--- Written problem ---
Copy each of the entries below faithfully, setting aside any pictures.

--- Data for this task ---

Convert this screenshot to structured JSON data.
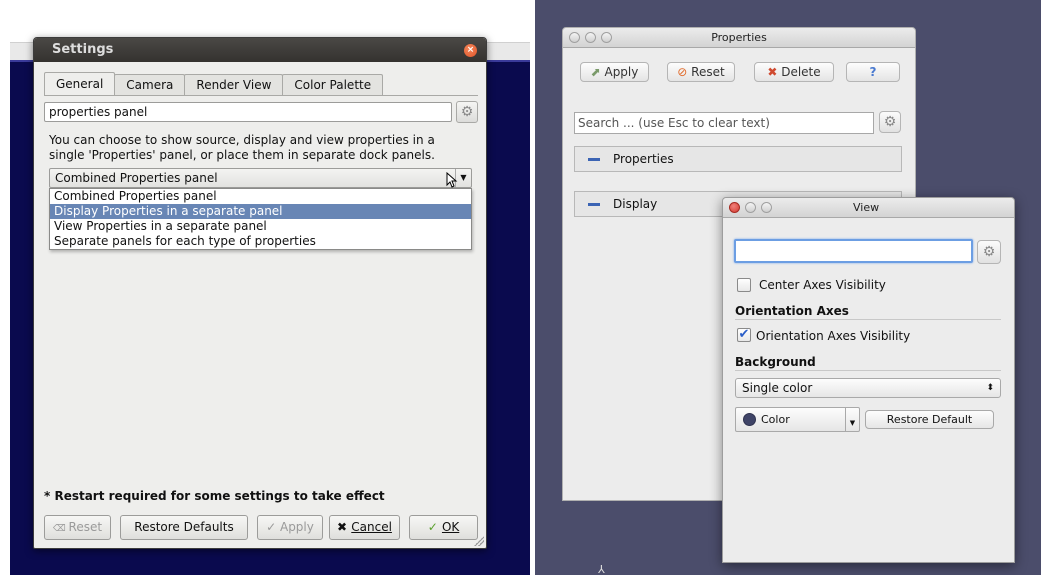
{
  "settings": {
    "title": "Settings",
    "tabs": [
      "General",
      "Camera",
      "Render View",
      "Color Palette"
    ],
    "search_value": "properties panel",
    "description": "You can choose to show source, display and view properties in a single 'Properties' panel, or place them in separate dock panels.",
    "combo_selected": "Combined Properties panel",
    "options": [
      "Combined Properties panel",
      "Display Properties in a separate panel",
      "View Properties in a separate panel",
      "Separate panels for each type of properties"
    ],
    "note": "* Restart required for some settings to take effect",
    "buttons": {
      "reset": "Reset",
      "restore_defaults": "Restore Defaults",
      "apply": "Apply",
      "cancel": "Cancel",
      "ok": "OK"
    }
  },
  "properties_window": {
    "title": "Properties",
    "toolbar": {
      "apply": "Apply",
      "reset": "Reset",
      "delete": "Delete",
      "help": "?"
    },
    "search_placeholder": "Search ... (use Esc to clear text)",
    "sections": [
      "Properties",
      "Display"
    ]
  },
  "view_window": {
    "title": "View",
    "center_axes_label": "Center Axes Visibility",
    "orientation_axes_heading": "Orientation Axes",
    "orientation_axes_label": "Orientation Axes Visibility",
    "background_heading": "Background",
    "background_select": "Single color",
    "color_button": "Color",
    "restore_default": "Restore Default",
    "background_color": "#3f4467"
  },
  "colors": {
    "accent": "#6886b5",
    "desktop": "#4b4d6b",
    "app_bg": "#0a0a4e"
  }
}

--- Solution for this problem ---
Convert this screenshot to structured JSON data.
{
  "settings": {
    "title": "Settings",
    "tabs": [
      "General",
      "Camera",
      "Render View",
      "Color Palette"
    ],
    "search_value": "properties panel",
    "description": "You can choose to show source, display and view properties in a single 'Properties' panel, or place them in separate dock panels.",
    "combo_selected": "Combined Properties panel",
    "options": [
      "Combined Properties panel",
      "Display Properties in a separate panel",
      "View Properties in a separate panel",
      "Separate panels for each type of properties"
    ],
    "note": "* Restart required for some settings to take effect",
    "buttons": {
      "reset": "Reset",
      "restore_defaults": "Restore Defaults",
      "apply": "Apply",
      "cancel": "Cancel",
      "ok": "OK"
    }
  },
  "properties_window": {
    "title": "Properties",
    "toolbar": {
      "apply": "Apply",
      "reset": "Reset",
      "delete": "Delete",
      "help": "?"
    },
    "search_placeholder": "Search ... (use Esc to clear text)",
    "sections": [
      "Properties",
      "Display"
    ]
  },
  "view_window": {
    "title": "View",
    "center_axes_label": "Center Axes Visibility",
    "orientation_axes_heading": "Orientation Axes",
    "orientation_axes_label": "Orientation Axes Visibility",
    "background_heading": "Background",
    "background_select": "Single color",
    "color_button": "Color",
    "restore_default": "Restore Default",
    "background_color": "#3f4467"
  },
  "colors": {
    "accent": "#6886b5",
    "desktop": "#4b4d6b",
    "app_bg": "#0a0a4e"
  }
}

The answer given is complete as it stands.